**What the exercise asks**
Copy every line of the records below word for word.

******

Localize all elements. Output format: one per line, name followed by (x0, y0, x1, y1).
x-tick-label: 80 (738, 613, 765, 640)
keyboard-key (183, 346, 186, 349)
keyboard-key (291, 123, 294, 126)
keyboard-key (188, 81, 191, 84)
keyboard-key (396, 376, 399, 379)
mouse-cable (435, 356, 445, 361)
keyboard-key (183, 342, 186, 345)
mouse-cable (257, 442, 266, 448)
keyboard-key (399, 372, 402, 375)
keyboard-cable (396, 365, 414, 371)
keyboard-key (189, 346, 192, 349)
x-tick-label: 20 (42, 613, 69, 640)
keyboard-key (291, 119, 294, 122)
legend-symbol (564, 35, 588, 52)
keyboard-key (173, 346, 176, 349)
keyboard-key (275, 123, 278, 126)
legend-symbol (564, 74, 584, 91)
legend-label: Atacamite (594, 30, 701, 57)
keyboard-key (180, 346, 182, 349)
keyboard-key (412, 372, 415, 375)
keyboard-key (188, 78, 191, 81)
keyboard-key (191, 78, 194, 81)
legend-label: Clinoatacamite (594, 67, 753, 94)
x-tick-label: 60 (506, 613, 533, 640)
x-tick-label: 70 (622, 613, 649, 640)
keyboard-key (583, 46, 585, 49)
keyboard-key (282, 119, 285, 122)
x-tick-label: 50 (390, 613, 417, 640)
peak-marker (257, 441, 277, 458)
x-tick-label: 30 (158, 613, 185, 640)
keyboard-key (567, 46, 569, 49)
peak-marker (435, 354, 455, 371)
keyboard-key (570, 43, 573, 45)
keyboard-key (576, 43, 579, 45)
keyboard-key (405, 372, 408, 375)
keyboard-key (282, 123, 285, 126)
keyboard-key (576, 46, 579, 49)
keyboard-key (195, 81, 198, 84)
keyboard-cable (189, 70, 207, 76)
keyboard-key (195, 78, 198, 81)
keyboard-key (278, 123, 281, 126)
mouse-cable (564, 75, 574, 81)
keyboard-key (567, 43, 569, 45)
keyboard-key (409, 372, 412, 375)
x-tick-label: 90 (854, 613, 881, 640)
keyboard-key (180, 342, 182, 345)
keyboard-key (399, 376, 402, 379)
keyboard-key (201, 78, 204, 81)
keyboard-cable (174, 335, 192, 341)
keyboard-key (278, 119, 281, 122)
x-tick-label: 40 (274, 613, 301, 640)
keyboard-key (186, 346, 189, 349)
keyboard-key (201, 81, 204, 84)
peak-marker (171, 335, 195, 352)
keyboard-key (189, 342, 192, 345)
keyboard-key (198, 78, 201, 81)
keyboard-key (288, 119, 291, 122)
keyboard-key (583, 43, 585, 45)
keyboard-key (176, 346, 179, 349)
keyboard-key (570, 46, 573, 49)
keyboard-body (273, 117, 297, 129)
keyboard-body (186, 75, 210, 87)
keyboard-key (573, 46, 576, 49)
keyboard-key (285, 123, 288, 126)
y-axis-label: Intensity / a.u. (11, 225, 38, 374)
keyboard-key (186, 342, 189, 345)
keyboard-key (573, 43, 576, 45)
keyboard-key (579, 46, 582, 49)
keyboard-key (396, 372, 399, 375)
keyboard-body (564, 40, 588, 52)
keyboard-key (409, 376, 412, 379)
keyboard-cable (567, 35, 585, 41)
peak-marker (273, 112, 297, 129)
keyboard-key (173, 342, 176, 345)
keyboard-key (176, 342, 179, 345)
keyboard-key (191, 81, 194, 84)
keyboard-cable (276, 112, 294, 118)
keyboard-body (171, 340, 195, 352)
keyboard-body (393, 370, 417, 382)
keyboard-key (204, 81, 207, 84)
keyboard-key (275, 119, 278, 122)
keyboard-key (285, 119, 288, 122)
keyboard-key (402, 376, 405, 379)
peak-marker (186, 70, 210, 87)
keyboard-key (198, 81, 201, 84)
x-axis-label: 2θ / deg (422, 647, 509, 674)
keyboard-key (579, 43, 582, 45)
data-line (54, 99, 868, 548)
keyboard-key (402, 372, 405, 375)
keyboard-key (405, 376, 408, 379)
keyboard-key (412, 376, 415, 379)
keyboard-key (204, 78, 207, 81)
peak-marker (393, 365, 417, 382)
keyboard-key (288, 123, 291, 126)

******

**Answer to the task**
Localize all elements. Output format: one per line, name followed by (x0, y0, x1, y1).
x-tick-label: 80 (738, 613, 765, 640)
keyboard-key (183, 346, 186, 349)
keyboard-key (291, 123, 294, 126)
keyboard-key (188, 81, 191, 84)
keyboard-key (396, 376, 399, 379)
mouse-cable (435, 356, 445, 361)
keyboard-key (183, 342, 186, 345)
mouse-cable (257, 442, 266, 448)
keyboard-key (399, 372, 402, 375)
keyboard-cable (396, 365, 414, 371)
keyboard-key (189, 346, 192, 349)
x-tick-label: 20 (42, 613, 69, 640)
keyboard-key (291, 119, 294, 122)
legend-symbol (564, 35, 588, 52)
keyboard-key (173, 346, 176, 349)
keyboard-key (275, 123, 278, 126)
legend-symbol (564, 74, 584, 91)
legend-label: Atacamite (594, 30, 701, 57)
keyboard-key (180, 346, 182, 349)
keyboard-key (412, 372, 415, 375)
keyboard-key (188, 78, 191, 81)
keyboard-key (191, 78, 194, 81)
legend-label: Clinoatacamite (594, 67, 753, 94)
x-tick-label: 60 (506, 613, 533, 640)
x-tick-label: 70 (622, 613, 649, 640)
keyboard-key (583, 46, 585, 49)
keyboard-key (282, 119, 285, 122)
x-tick-label: 50 (390, 613, 417, 640)
peak-marker (257, 441, 277, 458)
x-tick-label: 30 (158, 613, 185, 640)
keyboard-key (567, 46, 569, 49)
peak-marker (435, 354, 455, 371)
keyboard-key (570, 43, 573, 45)
keyboard-key (576, 43, 579, 45)
keyboard-key (405, 372, 408, 375)
keyboard-key (282, 123, 285, 126)
keyboard-key (576, 46, 579, 49)
keyboard-key (195, 81, 198, 84)
keyboard-cable (189, 70, 207, 76)
keyboard-key (195, 78, 198, 81)
keyboard-key (278, 123, 281, 126)
mouse-cable (564, 75, 574, 81)
keyboard-key (567, 43, 569, 45)
keyboard-key (409, 372, 412, 375)
x-tick-label: 90 (854, 613, 881, 640)
keyboard-key (180, 342, 182, 345)
keyboard-key (399, 376, 402, 379)
keyboard-key (201, 78, 204, 81)
keyboard-cable (174, 335, 192, 341)
keyboard-key (278, 119, 281, 122)
x-tick-label: 40 (274, 613, 301, 640)
keyboard-key (186, 346, 189, 349)
keyboard-key (201, 81, 204, 84)
peak-marker (171, 335, 195, 352)
keyboard-key (189, 342, 192, 345)
keyboard-key (198, 78, 201, 81)
keyboard-key (288, 119, 291, 122)
keyboard-key (583, 43, 585, 45)
keyboard-key (176, 346, 179, 349)
keyboard-key (570, 46, 573, 49)
keyboard-body (273, 117, 297, 129)
keyboard-body (186, 75, 210, 87)
keyboard-key (573, 46, 576, 49)
keyboard-key (285, 123, 288, 126)
y-axis-label: Intensity / a.u. (11, 225, 38, 374)
keyboard-key (186, 342, 189, 345)
keyboard-key (573, 43, 576, 45)
keyboard-key (579, 46, 582, 49)
keyboard-key (396, 372, 399, 375)
keyboard-body (564, 40, 588, 52)
keyboard-key (409, 376, 412, 379)
keyboard-cable (567, 35, 585, 41)
peak-marker (273, 112, 297, 129)
keyboard-key (173, 342, 176, 345)
keyboard-key (176, 342, 179, 345)
keyboard-key (191, 81, 194, 84)
keyboard-cable (276, 112, 294, 118)
keyboard-body (171, 340, 195, 352)
keyboard-body (393, 370, 417, 382)
keyboard-key (204, 81, 207, 84)
keyboard-key (275, 119, 278, 122)
keyboard-key (285, 119, 288, 122)
keyboard-key (402, 376, 405, 379)
peak-marker (186, 70, 210, 87)
keyboard-key (198, 81, 201, 84)
x-axis-label: 2θ / deg (422, 647, 509, 674)
keyboard-key (579, 43, 582, 45)
data-line (54, 99, 868, 548)
keyboard-key (402, 372, 405, 375)
keyboard-key (405, 376, 408, 379)
keyboard-key (412, 376, 415, 379)
keyboard-key (204, 78, 207, 81)
peak-marker (393, 365, 417, 382)
keyboard-key (288, 123, 291, 126)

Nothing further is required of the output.